EXERCISE GOAL - Swap "bounding boxes" for "box coordinates" in every row and give the rows again with nothing else changed. Leave the pictures out of your answer.

Items listed in a dataset -
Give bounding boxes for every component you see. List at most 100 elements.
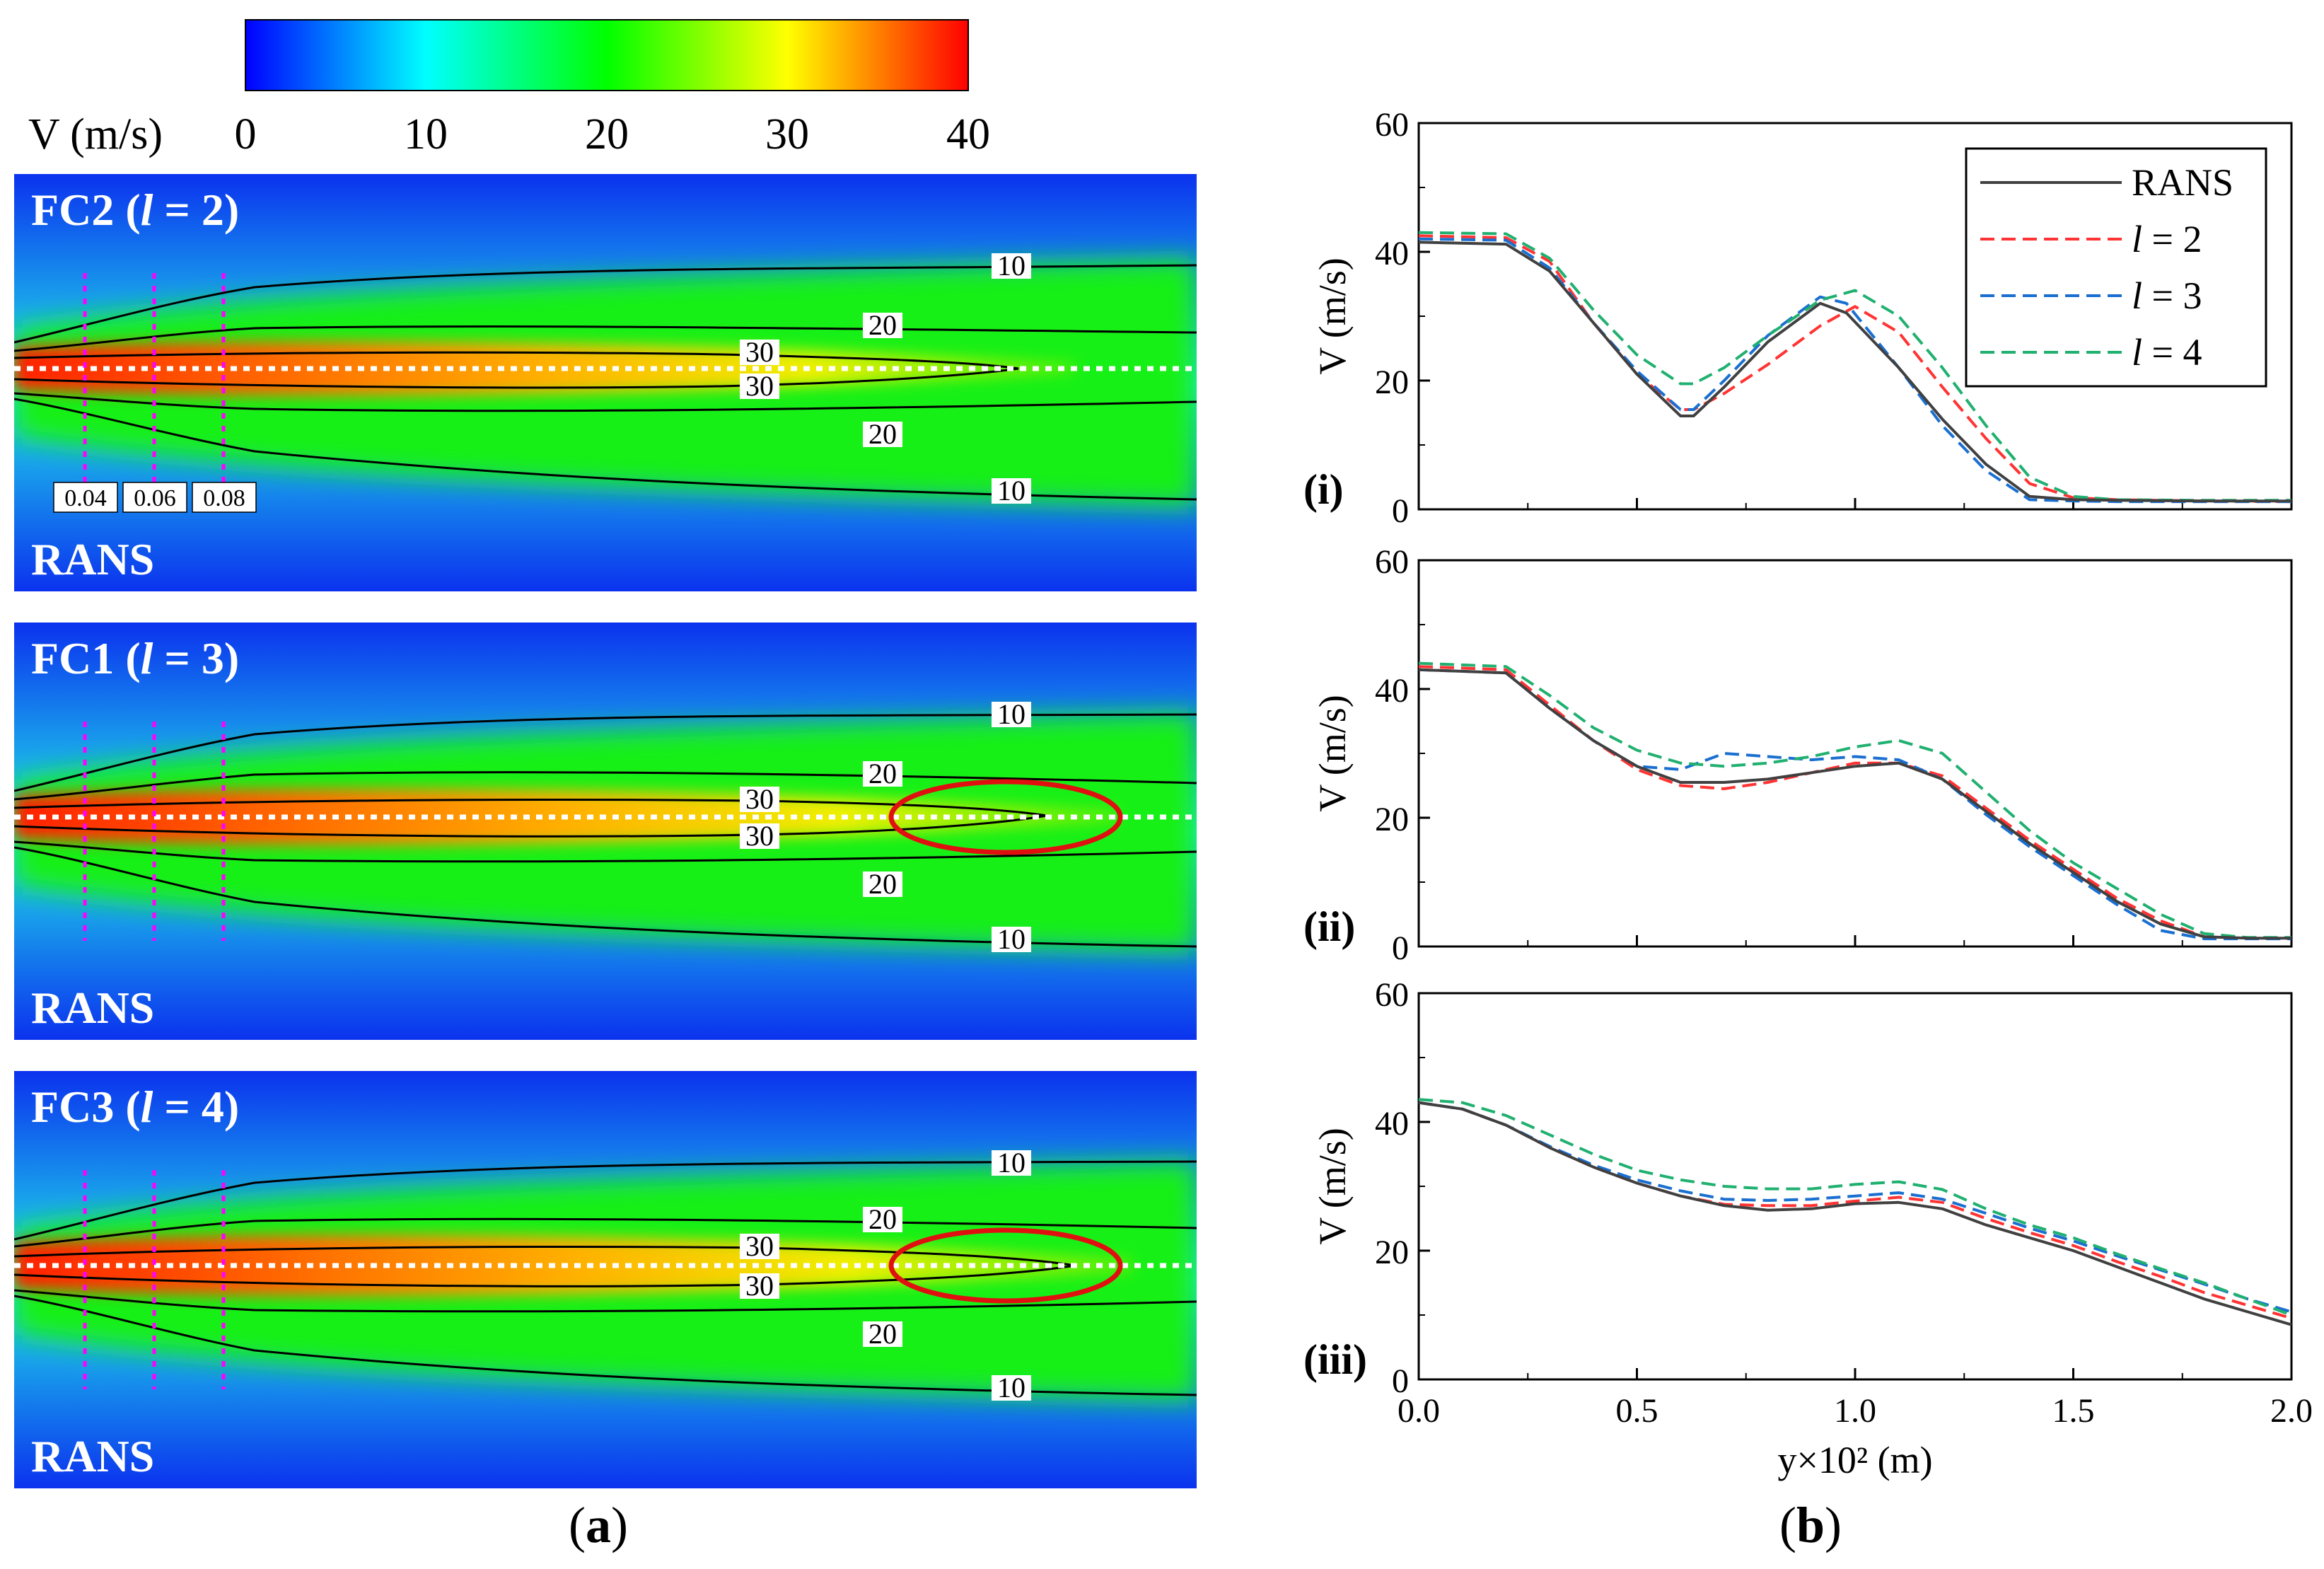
- field-fc2: 10 20 30 30 20 10 0.04 0.06 0.08 FC2 (l …: [14, 174, 1197, 591]
- contour-label-10-lower: 10: [997, 1372, 1026, 1403]
- x-tick-label: 2.0: [2270, 1392, 2313, 1430]
- legend: RANS l = 2 l = 3 l = 4: [1965, 147, 2267, 388]
- contour-line-10-lower: [14, 846, 1197, 948]
- contour-label-box-30-upper: [740, 340, 779, 365]
- y-tick-label: 60: [1375, 976, 1409, 1014]
- subplot-label: (ii): [1303, 903, 1355, 950]
- contour-label-box-30-lower: [740, 1273, 779, 1299]
- field-title: FC2 (l = 2): [31, 185, 239, 235]
- contour-label-30-lower: 30: [745, 820, 774, 852]
- colorbar-tick-10: 10: [404, 110, 448, 158]
- legend-label-rans: RANS: [2132, 161, 2233, 204]
- y-tick-label: 0: [1392, 492, 1409, 530]
- plot-frame: [1417, 992, 2293, 1381]
- contour-label-10-upper: 10: [997, 1147, 1026, 1179]
- x-tick-label: 1.5: [2052, 1392, 2095, 1430]
- contour-label-20-upper: 20: [868, 758, 897, 789]
- series-line-l2: [1418, 234, 2292, 504]
- legend-box: [1965, 147, 2267, 388]
- x-tick-label: 1.0: [1834, 1392, 1876, 1430]
- contour-label-box-20-upper: [863, 761, 902, 787]
- panel-b: 0 20 40 60 V (m/s) (i) RANS l = 2 l = 3 l = 4 0 20 4…: [1303, 106, 2313, 1481]
- contour-label-10-lower: 10: [997, 475, 1026, 506]
- colorbar-tick-40: 40: [946, 110, 990, 158]
- contour-label-box-20-lower: [863, 1321, 902, 1347]
- y-axis-label: V (m/s): [1311, 1128, 1354, 1245]
- contour-line-30-lower: [14, 1264, 1076, 1287]
- contour-label-30-lower: 30: [745, 370, 774, 402]
- contour-label-box-30-upper: [740, 1234, 779, 1259]
- contour-label-10-upper: 10: [997, 250, 1026, 282]
- series-line-rans: [1418, 241, 2291, 503]
- field-fc1: 10 20 30 30 20 10 FC1 (l = 3) RANS: [14, 623, 1197, 1040]
- panel-a-caption: (a): [569, 1497, 628, 1553]
- contour-label-10-upper: 10: [997, 698, 1026, 730]
- contour-label-box-10-lower: [992, 1375, 1031, 1401]
- contour-label-30-upper: 30: [745, 783, 774, 815]
- contour-line-10-upper: [14, 713, 1197, 792]
- contour-label-30-lower: 30: [745, 1270, 774, 1302]
- line-plot-1: 0 20 40 60 V (m/s) (i) RANS l = 2 l = 3 l = 4: [1303, 106, 2293, 530]
- colorbar-tick-30: 30: [765, 110, 809, 158]
- subplot-label: (iii): [1303, 1336, 1367, 1383]
- highlight-ellipse: [888, 779, 1123, 855]
- x-tick-label: 0.0: [1398, 1392, 1440, 1430]
- y-axis-label: V (m/s): [1311, 257, 1354, 375]
- colorbar-gradient: [245, 19, 969, 91]
- contour-line-10-upper: [14, 264, 1197, 344]
- colorbar-tick-20: 20: [585, 110, 629, 158]
- contour-label-box-20-upper: [863, 1207, 902, 1232]
- station-label-box-1: [53, 482, 118, 513]
- contour-label-box-10-lower: [992, 927, 1031, 952]
- plot-frame: [1417, 559, 2293, 948]
- panel-a: 10 20 30 30 20 10 0.04 0.06 0.08 FC2 (l …: [14, 174, 1197, 1553]
- y-tick-label: 40: [1375, 1105, 1409, 1142]
- contour-label-box-20-lower: [863, 872, 902, 897]
- y-tick-label: 0: [1392, 930, 1409, 967]
- contour-line-30-upper: [14, 798, 1047, 817]
- contour-label-20-lower: 20: [868, 1318, 897, 1350]
- station-label-1: 0.04: [64, 485, 107, 511]
- field-title: FC1 (l = 3): [31, 633, 239, 683]
- y-tick-label: 40: [1375, 235, 1409, 272]
- contour-line-10-upper: [14, 1160, 1197, 1241]
- contour-line-20-upper: [14, 1217, 1197, 1248]
- series-line-l2: [1418, 665, 2291, 940]
- series-line-l3: [1418, 668, 2291, 941]
- contour-label-20-lower: 20: [868, 868, 897, 900]
- contour-line-10-lower: [14, 398, 1197, 501]
- contour-label-box-10-lower: [992, 478, 1031, 504]
- y-tick-label: 60: [1375, 543, 1409, 581]
- contour-label-box-10-upper: [992, 253, 1031, 279]
- y-tick-label: 20: [1375, 801, 1409, 838]
- contour-label-box-20-upper: [863, 313, 902, 338]
- field-title: FC3 (l = 4): [31, 1082, 239, 1132]
- highlight-ellipse: [888, 1227, 1123, 1304]
- panel-b-caption: (b): [1779, 1497, 1842, 1553]
- contour-label-20-lower: 20: [868, 418, 897, 450]
- contour-line-20-upper: [14, 771, 1197, 801]
- contour-label-box-20-lower: [863, 422, 902, 447]
- series-line-rans: [1418, 668, 2291, 940]
- line-plot-3: 0 20 40 60 0.0 0.5 1.0 1.5 2.0 V (m/s) (iii) y×10² …: [1303, 976, 2313, 1481]
- station-label-box-2: [122, 482, 187, 513]
- contour-label-box-10-upper: [992, 1150, 1031, 1176]
- y-axis-label: V (m/s): [1311, 695, 1354, 812]
- y-tick-label: 20: [1375, 1234, 1409, 1271]
- contour-line-10-lower: [14, 1295, 1197, 1396]
- y-tick-label: 60: [1375, 106, 1409, 144]
- contour-label-30-upper: 30: [745, 1230, 774, 1262]
- colorbar-label: V (m/s): [28, 110, 163, 158]
- station-label-2: 0.06: [134, 485, 176, 511]
- subplot-label: (i): [1303, 466, 1344, 513]
- contour-line-20-upper: [14, 325, 1197, 352]
- contour-label-box-30-lower: [740, 823, 779, 849]
- contour-label-10-lower: 10: [997, 923, 1026, 955]
- legend-label-l3: l = 3: [2132, 274, 2202, 317]
- legend-label-l2: l = 2: [2132, 218, 2202, 260]
- contour-line-20-lower: [14, 840, 1197, 863]
- station-label-3: 0.08: [203, 485, 245, 511]
- contour-line-30-lower: [14, 814, 1047, 838]
- contour-label-box-10-upper: [992, 702, 1031, 727]
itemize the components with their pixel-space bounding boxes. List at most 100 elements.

TASK OUTPUT -
Give box coordinates for every component you see. List at most 100 elements.
- field-fc2: 10 20 30 30 20 10 0.04 0.06 0.08 FC2 (l …: [14, 174, 1197, 591]
- contour-label-10-lower: 10: [997, 1372, 1026, 1403]
- x-tick-label: 2.0: [2270, 1392, 2313, 1430]
- legend: RANS l = 2 l = 3 l = 4: [1965, 147, 2267, 388]
- contour-line-10-lower: [14, 846, 1197, 948]
- contour-label-box-30-upper: [740, 340, 779, 365]
- y-tick-label: 60: [1375, 976, 1409, 1014]
- subplot-label: (ii): [1303, 903, 1355, 950]
- contour-label-box-30-lower: [740, 1273, 779, 1299]
- field-title: FC2 (l = 2): [31, 185, 239, 235]
- contour-label-30-lower: 30: [745, 820, 774, 852]
- colorbar-tick-10: 10: [404, 110, 448, 158]
- legend-label-rans: RANS: [2132, 161, 2233, 204]
- y-tick-label: 0: [1392, 492, 1409, 530]
- plot-frame: [1417, 992, 2293, 1381]
- contour-label-10-upper: 10: [997, 1147, 1026, 1179]
- x-tick-label: 1.5: [2052, 1392, 2095, 1430]
- contour-label-20-upper: 20: [868, 758, 897, 789]
- series-line-l2: [1418, 234, 2292, 504]
- legend-box: [1965, 147, 2267, 388]
- x-tick-label: 1.0: [1834, 1392, 1876, 1430]
- contour-label-box-20-upper: [863, 761, 902, 787]
- panel-b: 0 20 40 60 V (m/s) (i) RANS l = 2 l = 3 l = 4 0 20 4…: [1303, 106, 2313, 1481]
- contour-label-10-lower: 10: [997, 475, 1026, 506]
- colorbar-tick-40: 40: [946, 110, 990, 158]
- contour-label-box-20-lower: [863, 1321, 902, 1347]
- y-axis-label: V (m/s): [1311, 1128, 1354, 1245]
- contour-line-30-lower: [14, 1264, 1076, 1287]
- contour-label-30-lower: 30: [745, 370, 774, 402]
- contour-label-box-30-upper: [740, 1234, 779, 1259]
- contour-label-10-upper: 10: [997, 250, 1026, 282]
- series-line-rans: [1418, 241, 2291, 503]
- field-fc1: 10 20 30 30 20 10 FC1 (l = 3) RANS: [14, 623, 1197, 1040]
- panel-a-caption: (a): [569, 1497, 628, 1553]
- contour-label-10-upper: 10: [997, 698, 1026, 730]
- contour-label-box-10-lower: [992, 1375, 1031, 1401]
- contour-label-30-upper: 30: [745, 783, 774, 815]
- contour-line-10-upper: [14, 713, 1197, 792]
- contour-label-30-lower: 30: [745, 1270, 774, 1302]
- line-plot-1: 0 20 40 60 V (m/s) (i) RANS l = 2 l = 3 l = 4: [1303, 106, 2293, 530]
- colorbar-tick-30: 30: [765, 110, 809, 158]
- subplot-label: (iii): [1303, 1336, 1367, 1383]
- highlight-ellipse: [888, 779, 1123, 855]
- x-tick-label: 0.0: [1398, 1392, 1440, 1430]
- y-axis-label: V (m/s): [1311, 257, 1354, 375]
- colorbar-gradient: [245, 19, 969, 91]
- contour-line-10-upper: [14, 264, 1197, 344]
- colorbar-tick-20: 20: [585, 110, 629, 158]
- contour-label-box-20-upper: [863, 1207, 902, 1232]
- station-label-box-1: [53, 482, 118, 513]
- contour-label-box-10-lower: [992, 927, 1031, 952]
- plot-frame: [1417, 559, 2293, 948]
- panel-a: 10 20 30 30 20 10 0.04 0.06 0.08 FC2 (l …: [14, 174, 1197, 1553]
- y-tick-label: 40: [1375, 1105, 1409, 1142]
- contour-label-box-20-lower: [863, 872, 902, 897]
- y-tick-label: 0: [1392, 930, 1409, 967]
- contour-line-30-upper: [14, 798, 1047, 817]
- contour-label-20-lower: 20: [868, 1318, 897, 1350]
- station-label-1: 0.04: [64, 485, 107, 511]
- field-title: FC1 (l = 3): [31, 633, 239, 683]
- y-tick-label: 40: [1375, 235, 1409, 272]
- contour-line-10-upper: [14, 1160, 1197, 1241]
- contour-line-20-upper: [14, 1217, 1197, 1248]
- series-line-l2: [1418, 665, 2291, 940]
- series-line-l3: [1418, 668, 2291, 941]
- contour-label-20-lower: 20: [868, 868, 897, 900]
- contour-line-10-lower: [14, 398, 1197, 501]
- contour-label-box-10-lower: [992, 478, 1031, 504]
- y-tick-label: 60: [1375, 543, 1409, 581]
- contour-label-box-10-upper: [992, 253, 1031, 279]
- y-tick-label: 20: [1375, 801, 1409, 838]
- contour-label-box-20-upper: [863, 313, 902, 338]
- field-title: FC3 (l = 4): [31, 1082, 239, 1132]
- highlight-ellipse: [888, 1227, 1123, 1304]
- panel-b-caption: (b): [1779, 1497, 1842, 1553]
- contour-label-20-lower: 20: [868, 418, 897, 450]
- contour-line-20-upper: [14, 771, 1197, 801]
- contour-label-box-20-lower: [863, 422, 902, 447]
- series-line-rans: [1418, 668, 2291, 940]
- line-plot-3: 0 20 40 60 0.0 0.5 1.0 1.5 2.0 V (m/s) (iii) y×10² …: [1303, 976, 2313, 1481]
- station-label-box-2: [122, 482, 187, 513]
- contour-label-box-10-upper: [992, 1150, 1031, 1176]
- y-axis-label: V (m/s): [1311, 695, 1354, 812]
- y-tick-label: 20: [1375, 1234, 1409, 1271]
- contour-line-10-lower: [14, 1295, 1197, 1396]
- y-tick-label: 60: [1375, 106, 1409, 144]
- contour-label-30-upper: 30: [745, 1230, 774, 1262]
- colorbar-label: V (m/s): [28, 110, 163, 158]
- station-label-2: 0.06: [134, 485, 176, 511]
- subplot-label: (i): [1303, 466, 1344, 513]
- contour-line-20-upper: [14, 325, 1197, 352]
- contour-label-box-30-lower: [740, 823, 779, 849]
- contour-label-10-lower: 10: [997, 923, 1026, 955]
- legend-label-l3: l = 3: [2132, 274, 2202, 317]
- legend-label-l2: l = 2: [2132, 218, 2202, 260]
- contour-line-20-lower: [14, 840, 1197, 863]
- station-label-3: 0.08: [203, 485, 245, 511]
- contour-line-30-lower: [14, 814, 1047, 838]
- contour-label-box-10-upper: [992, 702, 1031, 727]
itemize the components with their pixel-space box coordinates. List at most 100 elements.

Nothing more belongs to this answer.